(Entries from a dataset)
□ □ □ □ □
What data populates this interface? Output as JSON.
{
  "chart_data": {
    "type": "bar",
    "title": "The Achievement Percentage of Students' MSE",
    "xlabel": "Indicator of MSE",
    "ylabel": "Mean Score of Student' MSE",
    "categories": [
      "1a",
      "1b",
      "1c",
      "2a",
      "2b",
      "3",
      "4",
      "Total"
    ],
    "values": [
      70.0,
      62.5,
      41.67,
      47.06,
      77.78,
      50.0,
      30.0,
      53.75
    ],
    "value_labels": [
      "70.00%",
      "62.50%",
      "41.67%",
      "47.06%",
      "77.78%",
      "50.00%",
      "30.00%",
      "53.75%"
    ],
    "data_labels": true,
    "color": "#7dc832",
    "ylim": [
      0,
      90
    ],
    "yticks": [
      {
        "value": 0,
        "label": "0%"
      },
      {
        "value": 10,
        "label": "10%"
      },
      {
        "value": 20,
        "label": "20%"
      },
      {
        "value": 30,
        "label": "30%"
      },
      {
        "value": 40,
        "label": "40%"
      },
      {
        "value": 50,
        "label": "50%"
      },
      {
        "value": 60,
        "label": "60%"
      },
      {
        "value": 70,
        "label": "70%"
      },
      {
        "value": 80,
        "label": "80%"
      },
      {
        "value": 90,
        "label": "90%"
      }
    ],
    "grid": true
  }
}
□ □ □ □ □
Reproduce all of the entries word for word.

What data populates this interface? Output as JSON.
{
  "chart_data": {
    "type": "bar",
    "title": "The Achievement Percentage of Students' MSE",
    "xlabel": "Indicator of MSE",
    "ylabel": "Mean Score of Student' MSE",
    "categories": [
      "1a",
      "1b",
      "1c",
      "2a",
      "2b",
      "3",
      "4",
      "Total"
    ],
    "values": [
      70.0,
      62.5,
      41.67,
      47.06,
      77.78,
      50.0,
      30.0,
      53.75
    ],
    "value_labels": [
      "70.00%",
      "62.50%",
      "41.67%",
      "47.06%",
      "77.78%",
      "50.00%",
      "30.00%",
      "53.75%"
    ],
    "data_labels": true,
    "color": "#7dc832",
    "ylim": [
      0,
      90
    ],
    "yticks": [
      {
        "value": 0,
        "label": "0%"
      },
      {
        "value": 10,
        "label": "10%"
      },
      {
        "value": 20,
        "label": "20%"
      },
      {
        "value": 30,
        "label": "30%"
      },
      {
        "value": 40,
        "label": "40%"
      },
      {
        "value": 50,
        "label": "50%"
      },
      {
        "value": 60,
        "label": "60%"
      },
      {
        "value": 70,
        "label": "70%"
      },
      {
        "value": 80,
        "label": "80%"
      },
      {
        "value": 90,
        "label": "90%"
      }
    ],
    "grid": true
  }
}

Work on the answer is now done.